§ **WHAT TO PRODUCE**:
Wherever the string "Temperatures" appears in a line, extract that line.
━━━━━ DATA LINES
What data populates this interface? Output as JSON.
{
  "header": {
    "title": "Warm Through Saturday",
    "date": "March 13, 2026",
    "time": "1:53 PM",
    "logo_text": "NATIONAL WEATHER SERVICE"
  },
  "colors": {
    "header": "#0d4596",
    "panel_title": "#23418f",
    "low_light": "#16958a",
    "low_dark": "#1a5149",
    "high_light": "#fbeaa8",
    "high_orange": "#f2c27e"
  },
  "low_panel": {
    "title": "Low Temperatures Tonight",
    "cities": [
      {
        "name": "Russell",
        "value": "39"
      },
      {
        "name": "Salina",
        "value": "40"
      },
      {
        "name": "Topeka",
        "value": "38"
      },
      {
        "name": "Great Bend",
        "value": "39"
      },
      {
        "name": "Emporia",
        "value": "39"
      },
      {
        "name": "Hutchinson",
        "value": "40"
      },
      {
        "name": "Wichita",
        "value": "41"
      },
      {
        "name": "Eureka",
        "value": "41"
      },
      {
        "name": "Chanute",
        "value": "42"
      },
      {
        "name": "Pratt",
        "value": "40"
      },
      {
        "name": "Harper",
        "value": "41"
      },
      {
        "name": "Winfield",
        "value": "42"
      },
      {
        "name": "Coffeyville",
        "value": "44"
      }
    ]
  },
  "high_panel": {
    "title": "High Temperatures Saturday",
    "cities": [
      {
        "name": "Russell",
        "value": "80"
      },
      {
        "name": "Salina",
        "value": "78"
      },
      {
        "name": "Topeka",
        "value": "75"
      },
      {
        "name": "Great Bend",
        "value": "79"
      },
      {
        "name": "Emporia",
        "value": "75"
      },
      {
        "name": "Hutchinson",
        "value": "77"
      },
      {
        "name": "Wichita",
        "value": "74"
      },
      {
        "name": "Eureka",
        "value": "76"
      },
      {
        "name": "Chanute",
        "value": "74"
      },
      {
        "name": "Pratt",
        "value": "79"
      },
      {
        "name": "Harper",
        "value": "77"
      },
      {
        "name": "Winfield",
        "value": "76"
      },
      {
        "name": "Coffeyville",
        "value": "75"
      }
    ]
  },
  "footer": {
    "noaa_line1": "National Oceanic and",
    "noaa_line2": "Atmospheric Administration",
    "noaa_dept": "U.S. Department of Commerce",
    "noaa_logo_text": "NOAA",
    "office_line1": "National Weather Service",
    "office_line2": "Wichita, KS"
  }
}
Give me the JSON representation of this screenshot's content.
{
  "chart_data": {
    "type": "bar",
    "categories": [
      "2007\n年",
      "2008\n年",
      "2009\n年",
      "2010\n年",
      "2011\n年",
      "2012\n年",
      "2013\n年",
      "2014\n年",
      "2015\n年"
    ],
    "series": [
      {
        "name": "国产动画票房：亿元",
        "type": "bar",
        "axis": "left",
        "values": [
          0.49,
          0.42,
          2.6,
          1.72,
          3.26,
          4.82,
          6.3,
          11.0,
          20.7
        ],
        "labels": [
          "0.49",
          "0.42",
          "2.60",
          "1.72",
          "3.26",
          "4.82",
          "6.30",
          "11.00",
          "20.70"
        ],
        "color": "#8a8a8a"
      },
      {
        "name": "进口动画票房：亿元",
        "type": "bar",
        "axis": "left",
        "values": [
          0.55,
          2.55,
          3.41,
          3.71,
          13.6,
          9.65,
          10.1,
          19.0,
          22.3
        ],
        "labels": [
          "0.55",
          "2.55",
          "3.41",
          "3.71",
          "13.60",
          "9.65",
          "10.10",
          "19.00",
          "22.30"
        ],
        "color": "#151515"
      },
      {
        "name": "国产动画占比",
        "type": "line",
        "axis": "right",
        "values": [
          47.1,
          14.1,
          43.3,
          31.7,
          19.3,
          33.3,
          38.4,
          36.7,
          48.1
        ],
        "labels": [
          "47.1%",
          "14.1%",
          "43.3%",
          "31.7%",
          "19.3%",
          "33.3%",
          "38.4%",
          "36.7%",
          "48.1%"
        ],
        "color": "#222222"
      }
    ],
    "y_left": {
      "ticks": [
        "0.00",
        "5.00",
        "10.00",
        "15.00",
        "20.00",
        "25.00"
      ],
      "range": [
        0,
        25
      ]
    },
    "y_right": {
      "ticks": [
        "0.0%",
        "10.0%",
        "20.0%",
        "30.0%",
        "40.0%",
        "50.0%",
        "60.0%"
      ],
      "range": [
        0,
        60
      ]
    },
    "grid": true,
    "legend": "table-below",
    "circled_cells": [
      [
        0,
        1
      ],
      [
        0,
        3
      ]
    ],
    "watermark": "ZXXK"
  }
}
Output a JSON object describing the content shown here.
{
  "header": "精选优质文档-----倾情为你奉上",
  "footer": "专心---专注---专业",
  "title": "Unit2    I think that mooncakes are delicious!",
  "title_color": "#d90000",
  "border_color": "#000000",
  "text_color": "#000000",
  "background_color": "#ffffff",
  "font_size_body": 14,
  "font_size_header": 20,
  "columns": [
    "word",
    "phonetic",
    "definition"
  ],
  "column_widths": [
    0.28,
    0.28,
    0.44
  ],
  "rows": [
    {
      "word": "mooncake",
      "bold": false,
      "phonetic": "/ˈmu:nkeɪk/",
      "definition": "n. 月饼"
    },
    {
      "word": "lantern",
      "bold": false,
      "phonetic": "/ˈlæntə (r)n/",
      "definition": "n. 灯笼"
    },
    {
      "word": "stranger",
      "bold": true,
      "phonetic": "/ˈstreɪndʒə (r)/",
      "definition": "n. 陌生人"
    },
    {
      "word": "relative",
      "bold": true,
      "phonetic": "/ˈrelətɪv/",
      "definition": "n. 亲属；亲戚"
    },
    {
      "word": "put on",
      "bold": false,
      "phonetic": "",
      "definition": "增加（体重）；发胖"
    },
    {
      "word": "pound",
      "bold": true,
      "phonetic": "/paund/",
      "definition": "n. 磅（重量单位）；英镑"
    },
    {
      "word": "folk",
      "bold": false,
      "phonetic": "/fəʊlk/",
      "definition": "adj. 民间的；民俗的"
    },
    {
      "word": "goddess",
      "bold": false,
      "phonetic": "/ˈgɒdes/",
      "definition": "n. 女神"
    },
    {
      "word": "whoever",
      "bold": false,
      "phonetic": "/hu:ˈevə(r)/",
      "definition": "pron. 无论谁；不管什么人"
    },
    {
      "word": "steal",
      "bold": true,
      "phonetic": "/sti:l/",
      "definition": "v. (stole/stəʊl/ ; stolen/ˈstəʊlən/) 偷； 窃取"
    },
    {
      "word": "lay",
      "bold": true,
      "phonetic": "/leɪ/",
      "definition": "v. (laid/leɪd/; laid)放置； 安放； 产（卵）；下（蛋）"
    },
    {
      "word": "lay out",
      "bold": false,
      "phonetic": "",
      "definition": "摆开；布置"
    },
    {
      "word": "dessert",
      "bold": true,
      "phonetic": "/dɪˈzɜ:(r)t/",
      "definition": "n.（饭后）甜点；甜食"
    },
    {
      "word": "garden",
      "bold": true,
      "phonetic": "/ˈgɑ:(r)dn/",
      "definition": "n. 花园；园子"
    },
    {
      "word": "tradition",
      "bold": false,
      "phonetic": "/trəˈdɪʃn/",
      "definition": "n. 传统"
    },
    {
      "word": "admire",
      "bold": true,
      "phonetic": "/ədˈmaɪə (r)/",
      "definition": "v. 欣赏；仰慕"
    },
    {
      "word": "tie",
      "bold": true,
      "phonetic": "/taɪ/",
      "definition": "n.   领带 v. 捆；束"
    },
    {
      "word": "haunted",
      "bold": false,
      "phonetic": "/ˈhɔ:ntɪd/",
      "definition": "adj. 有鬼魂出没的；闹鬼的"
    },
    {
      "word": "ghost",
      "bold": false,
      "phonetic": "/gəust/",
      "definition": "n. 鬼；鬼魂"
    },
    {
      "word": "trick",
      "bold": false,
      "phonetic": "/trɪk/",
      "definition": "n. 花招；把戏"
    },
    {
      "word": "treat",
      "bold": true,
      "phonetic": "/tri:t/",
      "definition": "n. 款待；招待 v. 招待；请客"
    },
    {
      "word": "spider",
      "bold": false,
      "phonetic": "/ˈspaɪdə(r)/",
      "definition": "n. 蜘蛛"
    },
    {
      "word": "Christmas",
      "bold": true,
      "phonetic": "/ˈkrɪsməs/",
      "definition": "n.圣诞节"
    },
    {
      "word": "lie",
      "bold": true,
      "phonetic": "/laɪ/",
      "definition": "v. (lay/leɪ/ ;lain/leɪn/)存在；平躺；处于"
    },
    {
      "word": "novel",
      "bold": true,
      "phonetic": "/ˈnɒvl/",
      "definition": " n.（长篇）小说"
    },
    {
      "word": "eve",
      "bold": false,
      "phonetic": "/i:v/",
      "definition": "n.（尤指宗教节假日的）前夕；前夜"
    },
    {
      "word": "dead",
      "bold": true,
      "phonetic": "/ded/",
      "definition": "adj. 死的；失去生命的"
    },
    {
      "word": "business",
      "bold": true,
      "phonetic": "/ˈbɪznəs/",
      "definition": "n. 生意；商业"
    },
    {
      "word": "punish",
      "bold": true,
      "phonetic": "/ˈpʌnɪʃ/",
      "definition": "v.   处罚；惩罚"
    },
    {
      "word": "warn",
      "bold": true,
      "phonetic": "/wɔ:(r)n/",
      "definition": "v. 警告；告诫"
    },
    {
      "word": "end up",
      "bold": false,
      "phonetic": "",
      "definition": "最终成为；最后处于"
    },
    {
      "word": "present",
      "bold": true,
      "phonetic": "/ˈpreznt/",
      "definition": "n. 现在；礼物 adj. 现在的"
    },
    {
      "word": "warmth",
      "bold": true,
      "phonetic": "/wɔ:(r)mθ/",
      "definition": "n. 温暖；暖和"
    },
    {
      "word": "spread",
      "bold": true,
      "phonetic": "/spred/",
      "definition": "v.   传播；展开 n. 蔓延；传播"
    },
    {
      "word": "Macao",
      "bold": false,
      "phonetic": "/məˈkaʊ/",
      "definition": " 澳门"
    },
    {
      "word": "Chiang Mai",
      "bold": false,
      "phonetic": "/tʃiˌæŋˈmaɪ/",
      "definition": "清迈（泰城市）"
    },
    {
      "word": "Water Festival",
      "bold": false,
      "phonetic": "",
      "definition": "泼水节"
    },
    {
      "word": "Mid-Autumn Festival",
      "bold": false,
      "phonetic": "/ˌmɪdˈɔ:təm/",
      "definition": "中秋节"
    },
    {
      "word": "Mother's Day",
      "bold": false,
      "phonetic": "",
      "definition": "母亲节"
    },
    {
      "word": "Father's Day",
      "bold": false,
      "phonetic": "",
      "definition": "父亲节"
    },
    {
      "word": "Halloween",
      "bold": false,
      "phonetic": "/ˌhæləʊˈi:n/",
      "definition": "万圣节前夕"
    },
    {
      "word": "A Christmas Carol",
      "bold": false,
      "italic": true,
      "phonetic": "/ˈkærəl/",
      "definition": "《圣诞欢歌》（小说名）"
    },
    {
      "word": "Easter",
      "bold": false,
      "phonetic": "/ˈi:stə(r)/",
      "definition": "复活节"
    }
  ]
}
━━━━━━━━━━
§ **SOLUTION TO THE PROBLEM**:
    "title": "Low Temperatures Tonight",
    "title": "High Temperatures Saturday",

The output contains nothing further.